== EXTRACTED ENTRIES
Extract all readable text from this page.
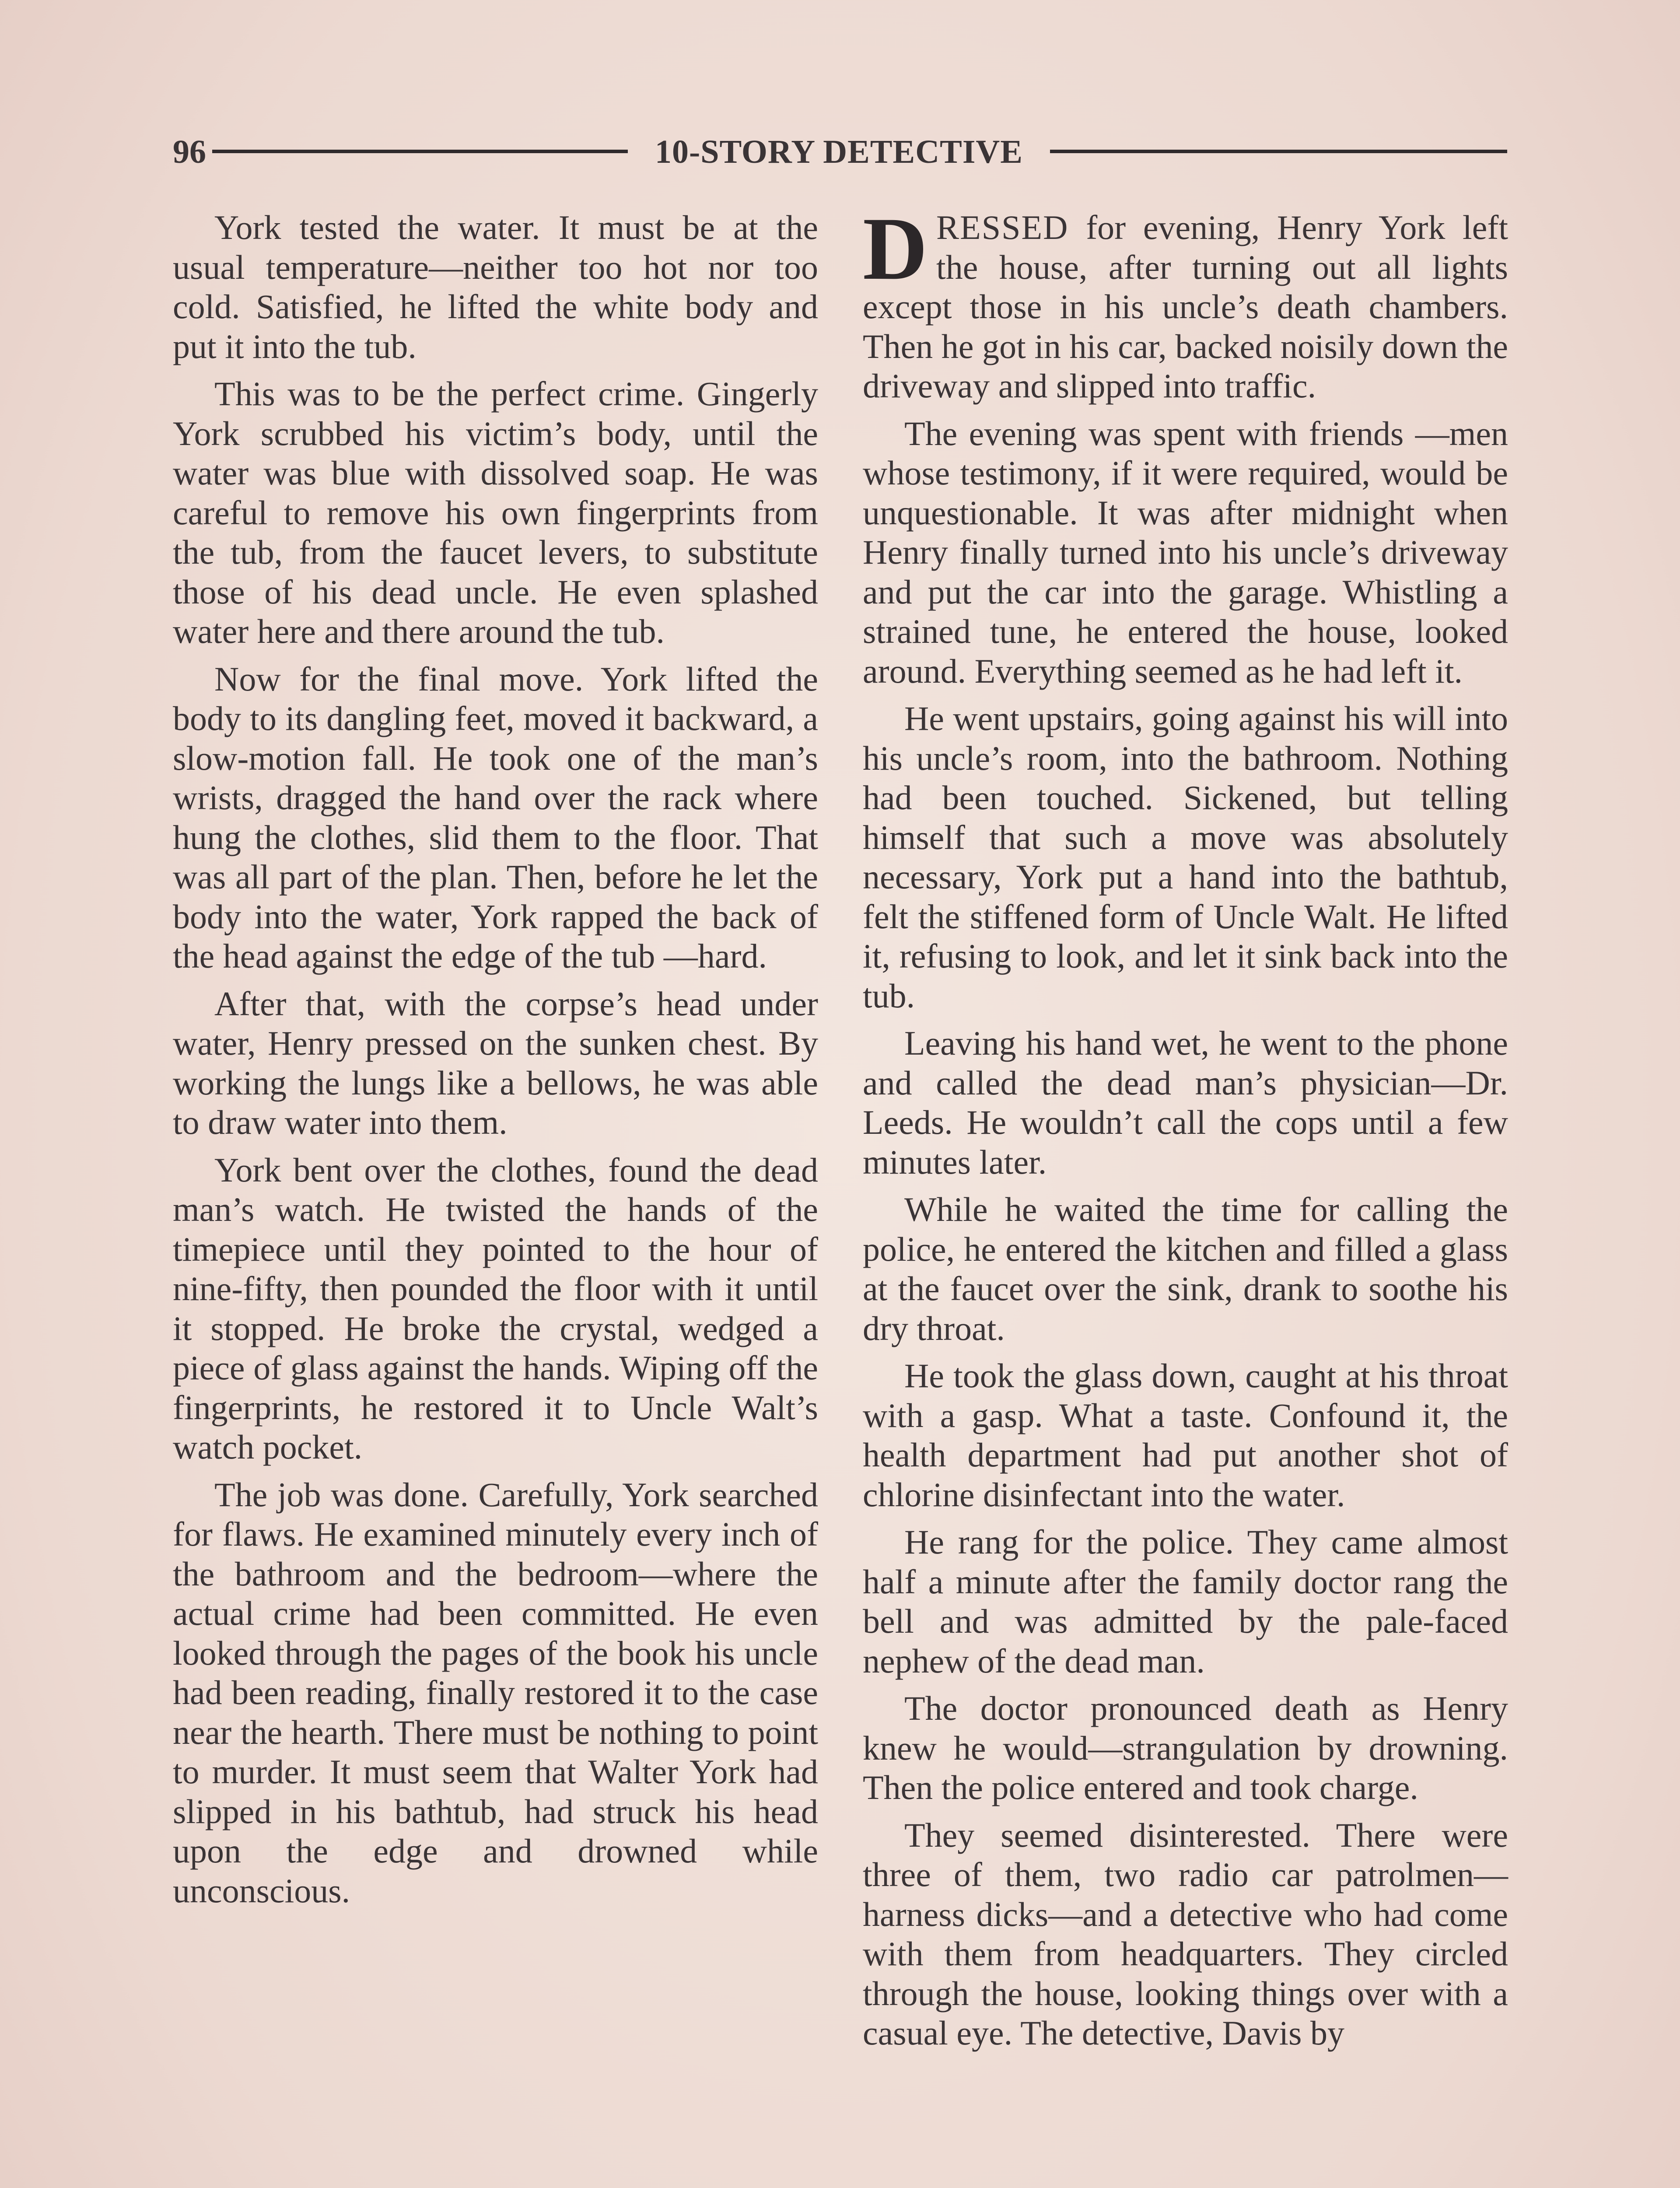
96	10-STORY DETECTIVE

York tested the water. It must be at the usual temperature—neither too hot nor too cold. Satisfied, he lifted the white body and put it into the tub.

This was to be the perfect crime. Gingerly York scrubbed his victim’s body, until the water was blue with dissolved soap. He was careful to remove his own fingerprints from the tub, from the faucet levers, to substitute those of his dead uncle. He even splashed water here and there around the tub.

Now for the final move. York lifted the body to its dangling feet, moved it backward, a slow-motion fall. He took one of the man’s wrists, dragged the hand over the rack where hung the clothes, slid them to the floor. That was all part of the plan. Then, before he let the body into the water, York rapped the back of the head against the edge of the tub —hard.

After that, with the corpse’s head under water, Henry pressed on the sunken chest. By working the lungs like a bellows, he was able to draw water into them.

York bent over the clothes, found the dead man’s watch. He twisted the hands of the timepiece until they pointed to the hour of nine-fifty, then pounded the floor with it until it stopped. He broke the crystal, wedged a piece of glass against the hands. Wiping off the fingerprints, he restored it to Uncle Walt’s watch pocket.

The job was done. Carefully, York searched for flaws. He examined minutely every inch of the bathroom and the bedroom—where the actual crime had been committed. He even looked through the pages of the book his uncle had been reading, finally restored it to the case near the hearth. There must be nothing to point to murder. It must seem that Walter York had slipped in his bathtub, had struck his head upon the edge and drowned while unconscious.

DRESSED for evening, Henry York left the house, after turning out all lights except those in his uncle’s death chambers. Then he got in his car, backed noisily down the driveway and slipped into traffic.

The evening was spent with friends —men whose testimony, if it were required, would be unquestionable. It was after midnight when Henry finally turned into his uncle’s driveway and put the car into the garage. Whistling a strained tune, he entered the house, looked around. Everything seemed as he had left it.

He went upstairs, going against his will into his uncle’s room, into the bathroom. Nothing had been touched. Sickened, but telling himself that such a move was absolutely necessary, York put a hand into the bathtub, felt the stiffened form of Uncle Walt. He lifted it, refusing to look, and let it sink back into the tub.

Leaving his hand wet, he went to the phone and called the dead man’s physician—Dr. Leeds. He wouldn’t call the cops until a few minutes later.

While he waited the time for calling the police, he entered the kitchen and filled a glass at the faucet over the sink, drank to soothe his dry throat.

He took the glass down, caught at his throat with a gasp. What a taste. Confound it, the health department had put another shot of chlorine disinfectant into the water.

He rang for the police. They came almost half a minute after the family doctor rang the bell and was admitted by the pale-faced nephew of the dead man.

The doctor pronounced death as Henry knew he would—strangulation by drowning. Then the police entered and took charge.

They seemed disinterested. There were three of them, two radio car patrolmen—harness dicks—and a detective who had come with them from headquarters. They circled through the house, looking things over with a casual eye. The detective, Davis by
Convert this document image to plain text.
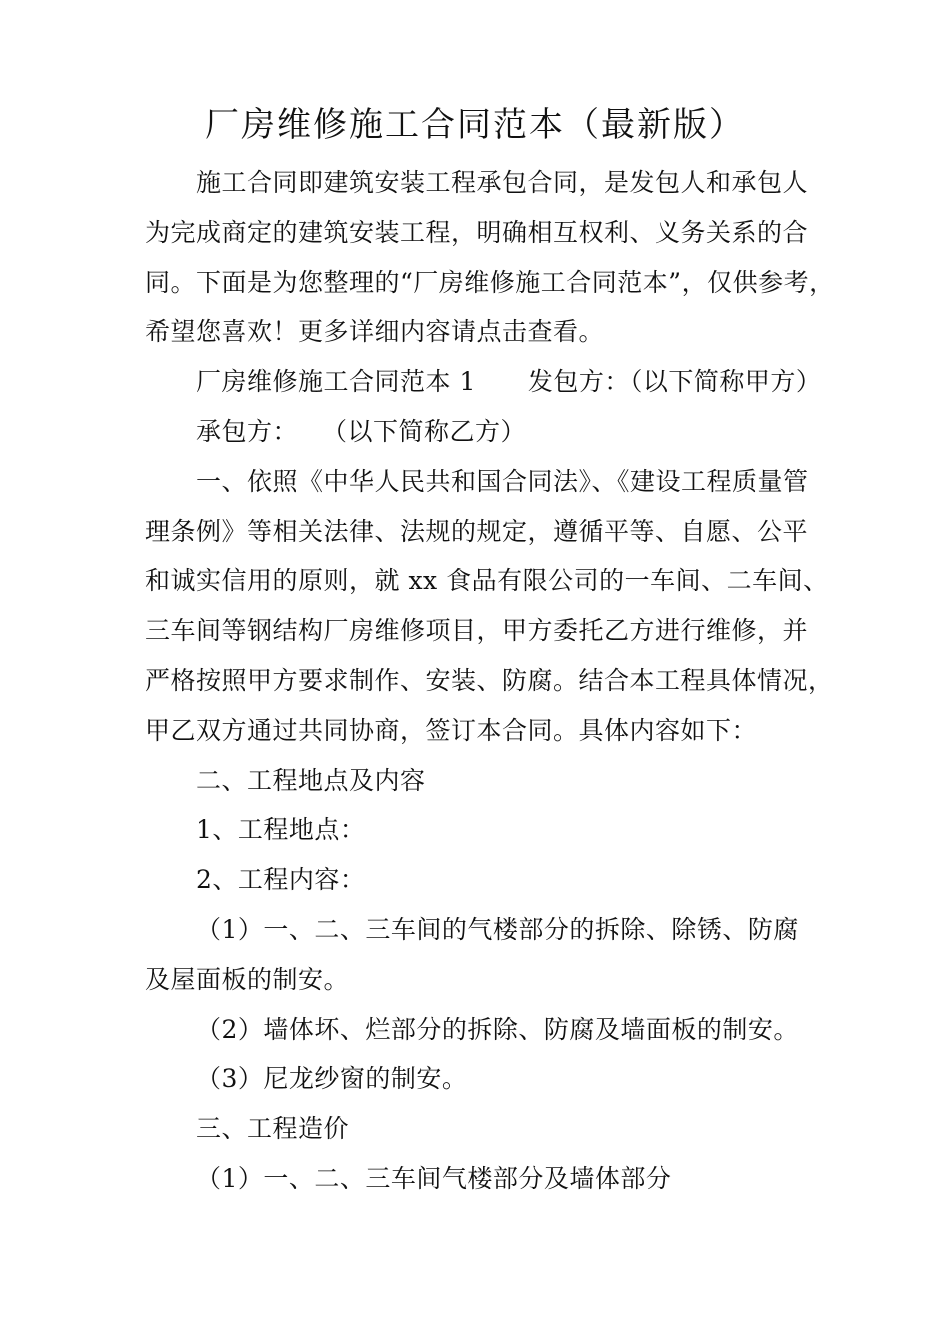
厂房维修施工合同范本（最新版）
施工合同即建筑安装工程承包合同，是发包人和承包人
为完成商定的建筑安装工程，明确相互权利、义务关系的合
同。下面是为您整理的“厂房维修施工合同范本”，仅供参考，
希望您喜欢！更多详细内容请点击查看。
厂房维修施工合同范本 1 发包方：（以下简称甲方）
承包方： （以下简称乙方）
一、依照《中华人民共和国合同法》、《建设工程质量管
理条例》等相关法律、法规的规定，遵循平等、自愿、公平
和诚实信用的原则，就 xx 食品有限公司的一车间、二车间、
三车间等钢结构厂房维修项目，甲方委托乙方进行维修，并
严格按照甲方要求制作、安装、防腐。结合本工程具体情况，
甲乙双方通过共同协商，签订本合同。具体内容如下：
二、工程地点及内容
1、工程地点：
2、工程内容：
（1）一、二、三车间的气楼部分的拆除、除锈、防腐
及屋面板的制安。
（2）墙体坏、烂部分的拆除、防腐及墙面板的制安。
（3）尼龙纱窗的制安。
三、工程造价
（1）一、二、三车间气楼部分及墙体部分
====
### TASK DETAILS
Count every line in the preceding entries where the string "bathroom" appears, then state only the total.

### OUTPUT FOR THIS EXERCISE
2